» **Exercise requirements**
Wherever the string "Configuration" appears in the listing, copy that line.

Data records
_ _ _ _ _ _ _

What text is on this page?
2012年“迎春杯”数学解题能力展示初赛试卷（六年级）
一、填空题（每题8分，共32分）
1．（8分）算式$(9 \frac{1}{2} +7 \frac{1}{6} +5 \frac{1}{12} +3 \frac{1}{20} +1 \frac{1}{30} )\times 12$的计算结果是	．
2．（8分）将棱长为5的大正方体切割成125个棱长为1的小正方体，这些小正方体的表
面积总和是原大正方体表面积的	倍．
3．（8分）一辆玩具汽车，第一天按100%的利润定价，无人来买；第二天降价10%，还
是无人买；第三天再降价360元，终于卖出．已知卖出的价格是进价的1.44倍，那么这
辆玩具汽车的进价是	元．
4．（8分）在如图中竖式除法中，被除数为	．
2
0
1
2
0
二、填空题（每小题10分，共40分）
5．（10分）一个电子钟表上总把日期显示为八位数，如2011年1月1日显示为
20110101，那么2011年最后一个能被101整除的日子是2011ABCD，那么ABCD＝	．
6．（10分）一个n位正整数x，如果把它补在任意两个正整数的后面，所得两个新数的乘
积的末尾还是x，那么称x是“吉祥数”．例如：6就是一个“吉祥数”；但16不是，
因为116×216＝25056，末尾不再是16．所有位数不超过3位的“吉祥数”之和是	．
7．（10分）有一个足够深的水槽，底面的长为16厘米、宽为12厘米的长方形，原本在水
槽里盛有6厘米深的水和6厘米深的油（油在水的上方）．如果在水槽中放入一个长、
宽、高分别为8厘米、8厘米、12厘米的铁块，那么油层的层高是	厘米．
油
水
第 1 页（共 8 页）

_ _ _ _ _ _ _

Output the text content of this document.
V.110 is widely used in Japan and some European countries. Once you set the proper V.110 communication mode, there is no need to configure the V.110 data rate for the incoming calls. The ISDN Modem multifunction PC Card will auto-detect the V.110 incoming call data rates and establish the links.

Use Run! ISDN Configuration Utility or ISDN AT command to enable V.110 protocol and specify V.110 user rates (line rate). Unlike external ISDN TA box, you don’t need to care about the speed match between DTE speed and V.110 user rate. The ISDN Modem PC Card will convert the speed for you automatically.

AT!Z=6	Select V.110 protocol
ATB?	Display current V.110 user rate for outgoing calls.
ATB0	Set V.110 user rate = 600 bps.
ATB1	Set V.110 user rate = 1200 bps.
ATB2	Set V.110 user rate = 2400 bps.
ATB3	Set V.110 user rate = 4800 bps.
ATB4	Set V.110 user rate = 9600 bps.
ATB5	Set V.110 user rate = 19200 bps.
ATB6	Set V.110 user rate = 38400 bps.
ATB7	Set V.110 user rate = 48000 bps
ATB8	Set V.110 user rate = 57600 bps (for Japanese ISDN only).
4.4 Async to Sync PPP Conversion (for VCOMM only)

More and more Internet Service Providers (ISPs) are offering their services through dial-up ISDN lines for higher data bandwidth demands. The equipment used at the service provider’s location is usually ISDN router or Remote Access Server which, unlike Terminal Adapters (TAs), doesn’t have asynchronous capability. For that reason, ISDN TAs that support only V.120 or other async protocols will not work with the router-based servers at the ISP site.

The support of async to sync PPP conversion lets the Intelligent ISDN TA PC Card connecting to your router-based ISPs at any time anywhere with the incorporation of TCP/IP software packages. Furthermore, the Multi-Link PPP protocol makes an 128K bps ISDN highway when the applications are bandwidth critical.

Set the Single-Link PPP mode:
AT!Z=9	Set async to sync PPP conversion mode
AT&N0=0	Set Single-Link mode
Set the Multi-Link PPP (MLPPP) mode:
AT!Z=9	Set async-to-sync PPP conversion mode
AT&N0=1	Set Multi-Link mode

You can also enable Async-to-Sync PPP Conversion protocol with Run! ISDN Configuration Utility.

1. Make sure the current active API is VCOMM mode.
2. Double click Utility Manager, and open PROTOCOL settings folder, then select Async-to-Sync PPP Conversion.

_ _ _ _ _ _ _

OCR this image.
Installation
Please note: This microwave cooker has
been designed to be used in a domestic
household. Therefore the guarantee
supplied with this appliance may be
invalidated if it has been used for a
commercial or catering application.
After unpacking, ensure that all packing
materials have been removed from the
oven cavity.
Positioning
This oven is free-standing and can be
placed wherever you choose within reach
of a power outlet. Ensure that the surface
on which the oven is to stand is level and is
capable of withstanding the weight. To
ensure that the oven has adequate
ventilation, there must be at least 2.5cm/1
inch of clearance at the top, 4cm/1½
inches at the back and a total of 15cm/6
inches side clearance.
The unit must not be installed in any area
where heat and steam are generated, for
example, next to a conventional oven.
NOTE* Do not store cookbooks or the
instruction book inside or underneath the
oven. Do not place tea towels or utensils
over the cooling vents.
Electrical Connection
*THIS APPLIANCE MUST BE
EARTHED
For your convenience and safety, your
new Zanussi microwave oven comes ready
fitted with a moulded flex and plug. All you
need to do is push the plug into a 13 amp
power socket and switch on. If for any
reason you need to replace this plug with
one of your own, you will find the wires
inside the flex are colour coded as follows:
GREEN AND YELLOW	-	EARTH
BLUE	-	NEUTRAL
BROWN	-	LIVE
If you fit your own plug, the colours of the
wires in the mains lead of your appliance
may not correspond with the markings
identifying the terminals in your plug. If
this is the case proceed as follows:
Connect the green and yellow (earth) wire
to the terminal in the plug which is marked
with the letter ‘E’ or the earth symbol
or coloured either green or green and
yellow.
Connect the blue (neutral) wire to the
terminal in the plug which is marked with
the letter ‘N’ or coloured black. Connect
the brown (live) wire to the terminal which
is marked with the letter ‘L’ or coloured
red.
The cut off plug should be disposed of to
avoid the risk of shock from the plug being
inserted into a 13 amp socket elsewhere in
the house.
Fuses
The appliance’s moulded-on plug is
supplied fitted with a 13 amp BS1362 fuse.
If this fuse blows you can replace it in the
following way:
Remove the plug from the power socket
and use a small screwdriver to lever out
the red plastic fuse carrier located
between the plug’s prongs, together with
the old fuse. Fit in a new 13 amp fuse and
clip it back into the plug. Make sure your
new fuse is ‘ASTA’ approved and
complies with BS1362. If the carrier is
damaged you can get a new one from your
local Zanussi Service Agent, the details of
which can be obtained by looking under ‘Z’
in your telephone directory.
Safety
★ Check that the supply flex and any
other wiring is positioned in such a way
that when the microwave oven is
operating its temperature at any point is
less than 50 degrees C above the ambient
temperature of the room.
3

_ _ _ _ _ _ _

» **Result of this task**
Use Run! ISDN Configuration Utility or ISDN AT command to enable V.110 protocol and specify V.110 user rates (line rate). Unlike external ISDN TA box, you don’t need to care about the speed match between DTE speed and V.110 user rate. The ISDN Modem PC Card will convert the speed for you automatically.
You can also enable Async-to-Sync PPP Conversion protocol with Run! ISDN Configuration Utility.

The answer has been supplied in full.